To do: Report, as a bare number, how many lines of the material below contain the word "Literature".

Extracted data:
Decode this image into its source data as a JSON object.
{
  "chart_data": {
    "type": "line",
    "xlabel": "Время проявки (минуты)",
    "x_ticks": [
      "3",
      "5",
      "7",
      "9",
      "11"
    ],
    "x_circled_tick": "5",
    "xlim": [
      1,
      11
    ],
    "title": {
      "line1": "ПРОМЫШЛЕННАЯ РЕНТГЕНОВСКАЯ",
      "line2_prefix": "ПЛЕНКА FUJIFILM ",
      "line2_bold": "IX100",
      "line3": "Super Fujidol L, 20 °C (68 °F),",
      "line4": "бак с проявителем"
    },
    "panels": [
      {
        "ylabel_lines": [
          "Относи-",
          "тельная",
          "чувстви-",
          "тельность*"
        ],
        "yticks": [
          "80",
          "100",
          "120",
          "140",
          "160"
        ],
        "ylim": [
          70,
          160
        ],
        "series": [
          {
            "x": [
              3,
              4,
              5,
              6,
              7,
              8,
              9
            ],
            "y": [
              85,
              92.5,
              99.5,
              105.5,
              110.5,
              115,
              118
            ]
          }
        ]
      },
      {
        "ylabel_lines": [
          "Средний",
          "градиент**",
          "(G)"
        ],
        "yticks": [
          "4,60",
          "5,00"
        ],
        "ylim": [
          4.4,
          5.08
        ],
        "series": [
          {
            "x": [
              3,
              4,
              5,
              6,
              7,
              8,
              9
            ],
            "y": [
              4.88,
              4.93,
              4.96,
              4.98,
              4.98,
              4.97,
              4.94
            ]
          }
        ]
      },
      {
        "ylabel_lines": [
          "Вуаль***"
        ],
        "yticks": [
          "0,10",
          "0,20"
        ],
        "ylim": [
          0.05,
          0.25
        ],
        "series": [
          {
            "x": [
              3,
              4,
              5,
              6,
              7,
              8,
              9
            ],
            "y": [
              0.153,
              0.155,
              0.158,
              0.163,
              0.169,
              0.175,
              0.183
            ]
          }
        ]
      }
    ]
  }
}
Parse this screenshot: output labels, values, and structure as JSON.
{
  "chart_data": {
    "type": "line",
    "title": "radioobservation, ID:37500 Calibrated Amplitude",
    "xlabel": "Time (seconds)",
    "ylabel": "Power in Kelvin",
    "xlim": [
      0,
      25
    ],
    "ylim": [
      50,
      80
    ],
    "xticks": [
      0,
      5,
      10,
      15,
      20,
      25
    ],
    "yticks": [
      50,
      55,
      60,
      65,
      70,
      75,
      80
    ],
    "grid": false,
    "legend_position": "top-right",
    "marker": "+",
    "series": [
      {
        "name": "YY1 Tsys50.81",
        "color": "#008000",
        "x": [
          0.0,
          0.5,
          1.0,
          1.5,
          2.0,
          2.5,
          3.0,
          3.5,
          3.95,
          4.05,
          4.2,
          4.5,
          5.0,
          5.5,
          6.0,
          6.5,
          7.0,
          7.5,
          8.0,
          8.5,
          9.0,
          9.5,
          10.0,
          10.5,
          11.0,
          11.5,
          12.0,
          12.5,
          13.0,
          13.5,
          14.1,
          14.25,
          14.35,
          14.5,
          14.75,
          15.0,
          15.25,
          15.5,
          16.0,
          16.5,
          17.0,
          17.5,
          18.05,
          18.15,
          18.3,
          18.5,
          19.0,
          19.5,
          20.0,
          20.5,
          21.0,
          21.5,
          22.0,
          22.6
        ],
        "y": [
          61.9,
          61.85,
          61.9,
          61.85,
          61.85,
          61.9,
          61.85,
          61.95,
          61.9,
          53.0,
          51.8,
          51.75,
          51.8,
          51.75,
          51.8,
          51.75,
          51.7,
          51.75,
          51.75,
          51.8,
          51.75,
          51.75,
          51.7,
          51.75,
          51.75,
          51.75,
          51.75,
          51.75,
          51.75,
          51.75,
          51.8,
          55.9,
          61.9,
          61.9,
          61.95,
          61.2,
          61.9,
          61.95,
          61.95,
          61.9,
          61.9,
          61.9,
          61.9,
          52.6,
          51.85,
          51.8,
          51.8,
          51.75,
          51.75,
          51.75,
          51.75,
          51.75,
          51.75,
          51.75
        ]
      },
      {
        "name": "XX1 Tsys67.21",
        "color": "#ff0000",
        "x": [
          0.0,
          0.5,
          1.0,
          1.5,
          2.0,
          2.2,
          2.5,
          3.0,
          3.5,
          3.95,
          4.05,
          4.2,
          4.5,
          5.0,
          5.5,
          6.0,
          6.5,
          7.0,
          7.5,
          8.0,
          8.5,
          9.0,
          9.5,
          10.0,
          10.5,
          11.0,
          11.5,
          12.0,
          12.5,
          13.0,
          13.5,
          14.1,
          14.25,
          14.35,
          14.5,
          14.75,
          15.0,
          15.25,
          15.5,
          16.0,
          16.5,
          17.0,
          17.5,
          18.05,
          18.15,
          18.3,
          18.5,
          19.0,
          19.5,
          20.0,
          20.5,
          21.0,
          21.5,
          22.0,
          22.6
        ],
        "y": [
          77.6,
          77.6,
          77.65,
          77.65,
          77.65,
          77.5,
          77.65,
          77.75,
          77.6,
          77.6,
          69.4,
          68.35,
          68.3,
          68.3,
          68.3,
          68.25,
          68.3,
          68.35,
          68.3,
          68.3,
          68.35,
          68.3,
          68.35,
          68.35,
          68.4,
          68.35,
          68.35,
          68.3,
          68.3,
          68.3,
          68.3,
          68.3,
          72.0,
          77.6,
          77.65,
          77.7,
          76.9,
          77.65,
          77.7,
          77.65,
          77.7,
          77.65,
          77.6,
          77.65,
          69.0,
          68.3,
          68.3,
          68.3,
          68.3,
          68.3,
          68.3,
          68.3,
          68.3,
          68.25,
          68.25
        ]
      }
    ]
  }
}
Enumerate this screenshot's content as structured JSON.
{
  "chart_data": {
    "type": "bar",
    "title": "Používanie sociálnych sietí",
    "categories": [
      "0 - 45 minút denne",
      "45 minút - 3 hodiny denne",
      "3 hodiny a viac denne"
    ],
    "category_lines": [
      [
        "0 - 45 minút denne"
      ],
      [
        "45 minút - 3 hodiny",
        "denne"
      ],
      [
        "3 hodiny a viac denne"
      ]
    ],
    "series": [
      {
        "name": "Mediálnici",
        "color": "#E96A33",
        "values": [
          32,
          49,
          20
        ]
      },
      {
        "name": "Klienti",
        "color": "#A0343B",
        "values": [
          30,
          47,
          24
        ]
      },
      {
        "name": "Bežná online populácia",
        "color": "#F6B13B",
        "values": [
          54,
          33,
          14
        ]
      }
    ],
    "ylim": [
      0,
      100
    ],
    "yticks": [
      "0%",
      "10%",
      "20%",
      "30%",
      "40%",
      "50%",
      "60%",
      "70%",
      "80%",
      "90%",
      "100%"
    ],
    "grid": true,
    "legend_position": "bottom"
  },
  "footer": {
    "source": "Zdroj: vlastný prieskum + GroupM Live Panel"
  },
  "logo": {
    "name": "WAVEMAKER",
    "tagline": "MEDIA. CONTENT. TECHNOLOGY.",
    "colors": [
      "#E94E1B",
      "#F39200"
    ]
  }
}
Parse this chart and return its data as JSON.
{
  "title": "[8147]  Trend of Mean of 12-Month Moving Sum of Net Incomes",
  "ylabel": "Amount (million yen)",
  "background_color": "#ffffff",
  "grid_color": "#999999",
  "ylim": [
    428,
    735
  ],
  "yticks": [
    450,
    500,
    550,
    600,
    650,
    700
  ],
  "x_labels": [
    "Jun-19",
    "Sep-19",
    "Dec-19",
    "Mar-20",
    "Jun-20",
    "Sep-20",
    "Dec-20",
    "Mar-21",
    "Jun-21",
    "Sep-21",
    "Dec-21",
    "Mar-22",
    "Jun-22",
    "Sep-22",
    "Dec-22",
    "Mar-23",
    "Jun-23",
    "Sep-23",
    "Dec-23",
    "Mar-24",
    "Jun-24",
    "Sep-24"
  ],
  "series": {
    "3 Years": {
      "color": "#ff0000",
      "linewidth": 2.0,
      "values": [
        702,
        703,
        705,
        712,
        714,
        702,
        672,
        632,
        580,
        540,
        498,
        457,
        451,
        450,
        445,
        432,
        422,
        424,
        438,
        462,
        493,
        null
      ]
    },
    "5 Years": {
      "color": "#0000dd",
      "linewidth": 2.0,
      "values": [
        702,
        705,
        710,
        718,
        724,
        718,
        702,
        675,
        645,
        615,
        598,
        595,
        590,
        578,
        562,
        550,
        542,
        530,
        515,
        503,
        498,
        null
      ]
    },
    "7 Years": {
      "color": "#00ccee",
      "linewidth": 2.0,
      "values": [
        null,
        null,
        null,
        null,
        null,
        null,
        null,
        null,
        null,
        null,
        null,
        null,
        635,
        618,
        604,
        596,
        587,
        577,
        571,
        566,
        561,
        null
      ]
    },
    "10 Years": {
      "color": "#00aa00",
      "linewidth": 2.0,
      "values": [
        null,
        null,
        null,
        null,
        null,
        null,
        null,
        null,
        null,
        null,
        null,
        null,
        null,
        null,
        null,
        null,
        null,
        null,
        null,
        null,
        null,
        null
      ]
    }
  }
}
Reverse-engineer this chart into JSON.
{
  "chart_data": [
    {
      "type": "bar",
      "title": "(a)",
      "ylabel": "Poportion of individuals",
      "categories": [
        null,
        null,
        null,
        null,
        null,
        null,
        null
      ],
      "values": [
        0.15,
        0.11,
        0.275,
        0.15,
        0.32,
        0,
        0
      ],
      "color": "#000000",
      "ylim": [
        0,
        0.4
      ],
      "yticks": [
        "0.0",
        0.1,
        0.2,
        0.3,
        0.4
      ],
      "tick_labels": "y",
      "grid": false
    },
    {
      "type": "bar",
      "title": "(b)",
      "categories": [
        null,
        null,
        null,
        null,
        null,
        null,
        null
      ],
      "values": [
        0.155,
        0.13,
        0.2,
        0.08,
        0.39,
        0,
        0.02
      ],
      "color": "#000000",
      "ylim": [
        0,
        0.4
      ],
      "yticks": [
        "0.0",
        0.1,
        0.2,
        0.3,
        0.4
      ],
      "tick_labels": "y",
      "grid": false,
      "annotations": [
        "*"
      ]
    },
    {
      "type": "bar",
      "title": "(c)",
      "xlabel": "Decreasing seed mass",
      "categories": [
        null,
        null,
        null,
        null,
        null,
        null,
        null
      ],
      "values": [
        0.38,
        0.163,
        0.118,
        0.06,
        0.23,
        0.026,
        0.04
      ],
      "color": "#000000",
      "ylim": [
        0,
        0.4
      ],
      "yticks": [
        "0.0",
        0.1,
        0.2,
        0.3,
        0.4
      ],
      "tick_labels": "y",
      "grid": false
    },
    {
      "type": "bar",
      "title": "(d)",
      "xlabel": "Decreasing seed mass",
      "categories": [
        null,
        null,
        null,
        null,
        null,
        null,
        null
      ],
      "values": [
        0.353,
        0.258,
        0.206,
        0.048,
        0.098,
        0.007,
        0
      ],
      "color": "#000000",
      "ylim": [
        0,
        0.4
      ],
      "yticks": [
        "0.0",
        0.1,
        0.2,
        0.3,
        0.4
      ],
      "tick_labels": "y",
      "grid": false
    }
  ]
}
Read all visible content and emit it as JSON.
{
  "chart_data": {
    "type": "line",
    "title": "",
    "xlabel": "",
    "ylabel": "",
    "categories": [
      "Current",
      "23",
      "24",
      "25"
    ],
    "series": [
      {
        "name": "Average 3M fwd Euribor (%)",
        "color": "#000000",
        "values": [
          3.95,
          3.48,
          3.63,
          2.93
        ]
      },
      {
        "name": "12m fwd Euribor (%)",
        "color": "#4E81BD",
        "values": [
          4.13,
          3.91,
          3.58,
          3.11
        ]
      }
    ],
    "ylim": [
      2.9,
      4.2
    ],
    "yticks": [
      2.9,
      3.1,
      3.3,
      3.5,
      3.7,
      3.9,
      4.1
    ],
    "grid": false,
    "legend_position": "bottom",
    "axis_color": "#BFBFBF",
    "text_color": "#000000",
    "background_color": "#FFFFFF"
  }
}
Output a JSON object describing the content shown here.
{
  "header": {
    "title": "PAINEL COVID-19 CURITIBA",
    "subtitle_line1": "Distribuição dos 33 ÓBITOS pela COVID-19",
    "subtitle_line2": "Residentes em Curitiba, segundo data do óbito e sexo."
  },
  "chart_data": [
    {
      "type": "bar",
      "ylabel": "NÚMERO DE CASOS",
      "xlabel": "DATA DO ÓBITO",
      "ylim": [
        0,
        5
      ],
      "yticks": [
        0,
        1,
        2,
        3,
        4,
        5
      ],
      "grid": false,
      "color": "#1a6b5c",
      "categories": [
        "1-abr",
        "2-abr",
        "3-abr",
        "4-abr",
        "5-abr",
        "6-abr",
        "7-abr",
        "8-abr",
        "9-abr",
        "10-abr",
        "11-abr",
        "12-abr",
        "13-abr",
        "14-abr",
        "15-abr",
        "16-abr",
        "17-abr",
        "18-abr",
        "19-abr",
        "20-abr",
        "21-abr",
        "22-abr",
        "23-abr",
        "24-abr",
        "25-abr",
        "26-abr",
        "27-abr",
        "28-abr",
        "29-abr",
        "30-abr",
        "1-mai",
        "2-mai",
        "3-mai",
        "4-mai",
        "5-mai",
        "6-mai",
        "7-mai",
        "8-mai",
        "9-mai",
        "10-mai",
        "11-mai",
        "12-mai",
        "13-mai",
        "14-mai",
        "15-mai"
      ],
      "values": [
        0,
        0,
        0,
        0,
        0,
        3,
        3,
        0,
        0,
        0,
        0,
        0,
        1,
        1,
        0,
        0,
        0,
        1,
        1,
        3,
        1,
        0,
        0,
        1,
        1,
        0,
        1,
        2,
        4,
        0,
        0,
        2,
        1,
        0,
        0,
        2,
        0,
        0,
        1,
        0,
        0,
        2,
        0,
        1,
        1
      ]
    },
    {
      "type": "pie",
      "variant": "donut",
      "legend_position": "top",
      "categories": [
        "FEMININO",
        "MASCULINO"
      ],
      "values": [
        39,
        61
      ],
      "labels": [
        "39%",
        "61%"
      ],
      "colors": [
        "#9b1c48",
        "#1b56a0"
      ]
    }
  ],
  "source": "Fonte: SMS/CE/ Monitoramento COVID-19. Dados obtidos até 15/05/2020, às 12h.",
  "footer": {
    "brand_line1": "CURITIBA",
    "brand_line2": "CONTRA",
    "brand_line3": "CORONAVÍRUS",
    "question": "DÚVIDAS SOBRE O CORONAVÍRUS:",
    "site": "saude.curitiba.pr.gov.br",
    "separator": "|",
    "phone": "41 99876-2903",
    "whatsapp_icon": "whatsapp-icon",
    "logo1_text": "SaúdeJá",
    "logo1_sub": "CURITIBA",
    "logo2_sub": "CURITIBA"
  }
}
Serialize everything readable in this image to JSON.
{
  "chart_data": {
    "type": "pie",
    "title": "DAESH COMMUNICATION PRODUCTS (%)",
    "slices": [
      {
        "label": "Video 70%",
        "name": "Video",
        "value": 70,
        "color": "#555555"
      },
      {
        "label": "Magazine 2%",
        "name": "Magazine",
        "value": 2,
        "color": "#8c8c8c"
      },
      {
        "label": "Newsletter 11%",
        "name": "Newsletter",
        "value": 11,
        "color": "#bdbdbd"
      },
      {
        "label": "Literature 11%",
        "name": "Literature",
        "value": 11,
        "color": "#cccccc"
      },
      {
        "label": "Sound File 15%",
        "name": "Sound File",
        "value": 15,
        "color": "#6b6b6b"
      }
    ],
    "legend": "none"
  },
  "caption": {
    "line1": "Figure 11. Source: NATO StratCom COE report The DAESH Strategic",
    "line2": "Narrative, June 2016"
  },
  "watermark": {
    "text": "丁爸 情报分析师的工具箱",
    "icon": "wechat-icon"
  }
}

Answer to this exercise: 2